▸ **DESCRIPTION OF THE TASK**: Pull out all lines from the listing below in which the word "method" appears.

(Collected data)

#####

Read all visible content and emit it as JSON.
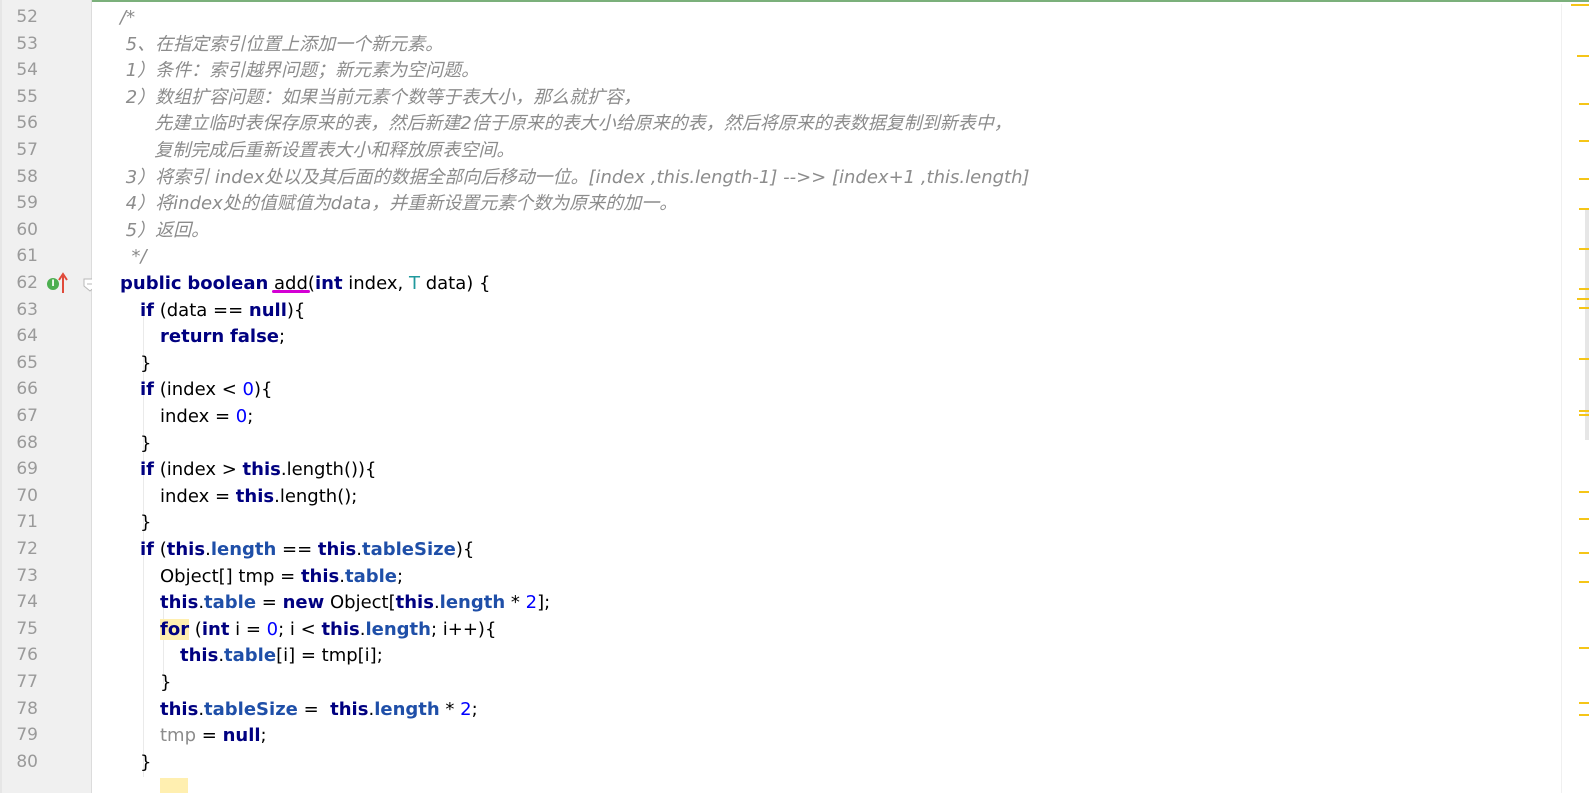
{
  "editor": {
    "lines": [
      {
        "n": "52",
        "indent": 0,
        "tokens": [
          {
            "t": "comment",
            "v": "/*"
          }
        ]
      },
      {
        "n": "53",
        "indent": 0,
        "tokens": [
          {
            "t": "comment",
            "v": " 5、在指定索引位置上添加一个新元素。"
          }
        ]
      },
      {
        "n": "54",
        "indent": 0,
        "tokens": [
          {
            "t": "comment",
            "v": " 1）条件：索引越界问题；新元素为空问题。"
          }
        ]
      },
      {
        "n": "55",
        "indent": 0,
        "tokens": [
          {
            "t": "comment",
            "v": " 2）数组扩容问题：如果当前元素个数等于表大小，那么就扩容，"
          }
        ]
      },
      {
        "n": "56",
        "indent": 0,
        "tokens": [
          {
            "t": "comment",
            "v": "      先建立临时表保存原来的表，然后新建2倍于原来的表大小给原来的表，然后将原来的表数据复制到新表中，"
          }
        ]
      },
      {
        "n": "57",
        "indent": 0,
        "tokens": [
          {
            "t": "comment",
            "v": "      复制完成后重新设置表大小和释放原表空间。"
          }
        ]
      },
      {
        "n": "58",
        "indent": 0,
        "tokens": [
          {
            "t": "comment",
            "v": " 3）将索引 index处以及其后面的数据全部向后移动一位。[index ,this.length-1] -->> [index+1 ,this.length]"
          }
        ]
      },
      {
        "n": "59",
        "indent": 0,
        "tokens": [
          {
            "t": "comment",
            "v": " 4）将index处的值赋值为data，并重新设置元素个数为原来的加一。"
          }
        ]
      },
      {
        "n": "60",
        "indent": 0,
        "tokens": [
          {
            "t": "comment",
            "v": " 5）返回。"
          }
        ]
      },
      {
        "n": "61",
        "indent": 0,
        "tokens": [
          {
            "t": "comment",
            "v": "  */"
          }
        ]
      },
      {
        "n": "62",
        "indent": 0,
        "tokens": [
          {
            "t": "keyword",
            "v": "public"
          },
          {
            "t": "plain",
            "v": " "
          },
          {
            "t": "keyword",
            "v": "boolean"
          },
          {
            "t": "plain",
            "v": " "
          },
          {
            "t": "method",
            "v": "add"
          },
          {
            "t": "plain",
            "v": "("
          },
          {
            "t": "keyword",
            "v": "int"
          },
          {
            "t": "plain",
            "v": " index, "
          },
          {
            "t": "type",
            "v": "T"
          },
          {
            "t": "plain",
            "v": " data) {"
          }
        ]
      },
      {
        "n": "63",
        "indent": 1,
        "tokens": [
          {
            "t": "keyword",
            "v": "if"
          },
          {
            "t": "plain",
            "v": " (data == "
          },
          {
            "t": "keyword",
            "v": "null"
          },
          {
            "t": "plain",
            "v": "){"
          }
        ]
      },
      {
        "n": "64",
        "indent": 2,
        "tokens": [
          {
            "t": "keyword",
            "v": "return"
          },
          {
            "t": "plain",
            "v": " "
          },
          {
            "t": "keyword",
            "v": "false"
          },
          {
            "t": "plain",
            "v": ";"
          }
        ]
      },
      {
        "n": "65",
        "indent": 1,
        "tokens": [
          {
            "t": "plain",
            "v": "}"
          }
        ]
      },
      {
        "n": "66",
        "indent": 1,
        "tokens": [
          {
            "t": "keyword",
            "v": "if"
          },
          {
            "t": "plain",
            "v": " (index < "
          },
          {
            "t": "number",
            "v": "0"
          },
          {
            "t": "plain",
            "v": "){"
          }
        ]
      },
      {
        "n": "67",
        "indent": 2,
        "tokens": [
          {
            "t": "plain",
            "v": "index = "
          },
          {
            "t": "number",
            "v": "0"
          },
          {
            "t": "plain",
            "v": ";"
          }
        ]
      },
      {
        "n": "68",
        "indent": 1,
        "tokens": [
          {
            "t": "plain",
            "v": "}"
          }
        ]
      },
      {
        "n": "69",
        "indent": 1,
        "tokens": [
          {
            "t": "keyword",
            "v": "if"
          },
          {
            "t": "plain",
            "v": " (index > "
          },
          {
            "t": "keyword",
            "v": "this"
          },
          {
            "t": "plain",
            "v": ".length()){"
          }
        ]
      },
      {
        "n": "70",
        "indent": 2,
        "tokens": [
          {
            "t": "plain",
            "v": "index = "
          },
          {
            "t": "keyword",
            "v": "this"
          },
          {
            "t": "plain",
            "v": ".length();"
          }
        ]
      },
      {
        "n": "71",
        "indent": 1,
        "tokens": [
          {
            "t": "plain",
            "v": "}"
          }
        ]
      },
      {
        "n": "72",
        "indent": 1,
        "tokens": [
          {
            "t": "keyword",
            "v": "if"
          },
          {
            "t": "plain",
            "v": " ("
          },
          {
            "t": "keyword",
            "v": "this"
          },
          {
            "t": "plain",
            "v": "."
          },
          {
            "t": "field",
            "v": "length"
          },
          {
            "t": "plain",
            "v": " == "
          },
          {
            "t": "keyword",
            "v": "this"
          },
          {
            "t": "plain",
            "v": "."
          },
          {
            "t": "field",
            "v": "tableSize"
          },
          {
            "t": "plain",
            "v": "){"
          }
        ]
      },
      {
        "n": "73",
        "indent": 2,
        "tokens": [
          {
            "t": "plain",
            "v": "Object[] tmp = "
          },
          {
            "t": "keyword",
            "v": "this"
          },
          {
            "t": "plain",
            "v": "."
          },
          {
            "t": "field",
            "v": "table"
          },
          {
            "t": "plain",
            "v": ";"
          }
        ]
      },
      {
        "n": "74",
        "indent": 2,
        "tokens": [
          {
            "t": "keyword",
            "v": "this"
          },
          {
            "t": "plain",
            "v": "."
          },
          {
            "t": "field",
            "v": "table"
          },
          {
            "t": "plain",
            "v": " = "
          },
          {
            "t": "keyword",
            "v": "new"
          },
          {
            "t": "plain",
            "v": " Object["
          },
          {
            "t": "keyword",
            "v": "this"
          },
          {
            "t": "plain",
            "v": "."
          },
          {
            "t": "field",
            "v": "length"
          },
          {
            "t": "plain",
            "v": " * "
          },
          {
            "t": "number",
            "v": "2"
          },
          {
            "t": "plain",
            "v": "];"
          }
        ]
      },
      {
        "n": "75",
        "indent": 2,
        "tokens": [
          {
            "t": "keyword-hl",
            "v": "for"
          },
          {
            "t": "plain",
            "v": " ("
          },
          {
            "t": "keyword",
            "v": "int"
          },
          {
            "t": "plain",
            "v": " i = "
          },
          {
            "t": "number",
            "v": "0"
          },
          {
            "t": "plain",
            "v": "; i < "
          },
          {
            "t": "keyword",
            "v": "this"
          },
          {
            "t": "plain",
            "v": "."
          },
          {
            "t": "field",
            "v": "length"
          },
          {
            "t": "plain",
            "v": "; i++){"
          }
        ]
      },
      {
        "n": "76",
        "indent": 3,
        "tokens": [
          {
            "t": "keyword",
            "v": "this"
          },
          {
            "t": "plain",
            "v": "."
          },
          {
            "t": "field",
            "v": "table"
          },
          {
            "t": "plain",
            "v": "[i] = tmp[i];"
          }
        ]
      },
      {
        "n": "77",
        "indent": 2,
        "tokens": [
          {
            "t": "plain",
            "v": "}"
          }
        ]
      },
      {
        "n": "78",
        "indent": 2,
        "tokens": [
          {
            "t": "keyword",
            "v": "this"
          },
          {
            "t": "plain",
            "v": "."
          },
          {
            "t": "field",
            "v": "tableSize"
          },
          {
            "t": "plain",
            "v": " =  "
          },
          {
            "t": "keyword",
            "v": "this"
          },
          {
            "t": "plain",
            "v": "."
          },
          {
            "t": "field",
            "v": "length"
          },
          {
            "t": "plain",
            "v": " * "
          },
          {
            "t": "number",
            "v": "2"
          },
          {
            "t": "plain",
            "v": ";"
          }
        ]
      },
      {
        "n": "79",
        "indent": 2,
        "tokens": [
          {
            "t": "unused",
            "v": "tmp"
          },
          {
            "t": "plain",
            "v": " = "
          },
          {
            "t": "keyword",
            "v": "null"
          },
          {
            "t": "plain",
            "v": ";"
          }
        ]
      },
      {
        "n": "80",
        "indent": 1,
        "tokens": [
          {
            "t": "plain",
            "v": "}"
          }
        ]
      }
    ]
  },
  "gutter": {
    "implementation_icon_label": "I",
    "implementation_icon": "implements-method-icon",
    "override_icon": "override-arrow-icon",
    "fold_icon": "fold-marker-icon"
  },
  "colors": {
    "comment": "#8c8c8c",
    "keyword": "#000080",
    "field": "#1f4fa8",
    "number": "#0000ff",
    "warning_mark": "#f5c518"
  }
}
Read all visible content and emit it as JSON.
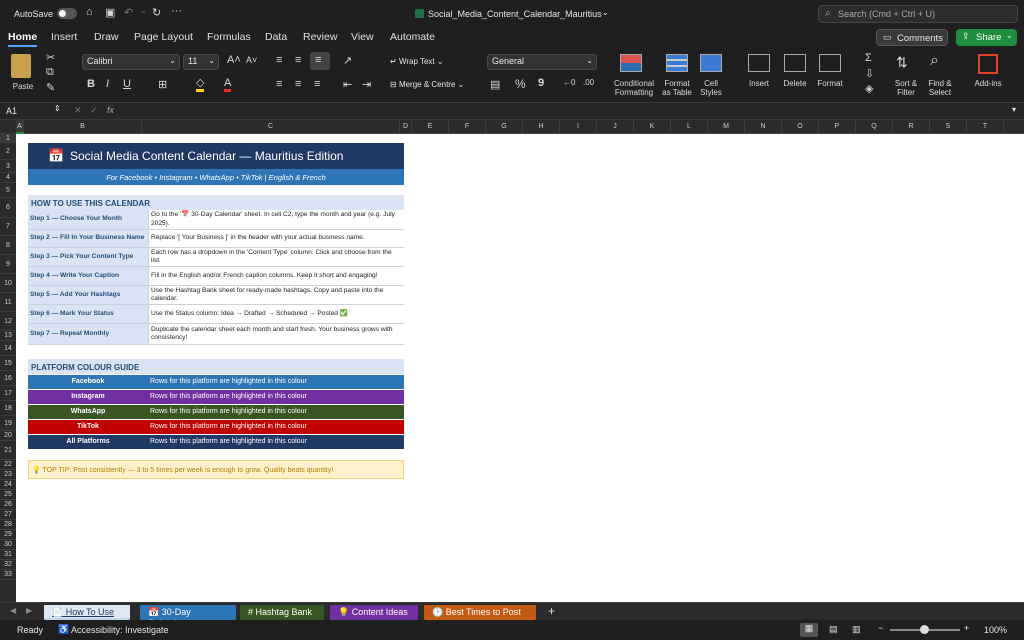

#####

▸ **PROBLEM SOLUTION**:
            "t": "method",
    "implementation_icon": "implements-method-icon",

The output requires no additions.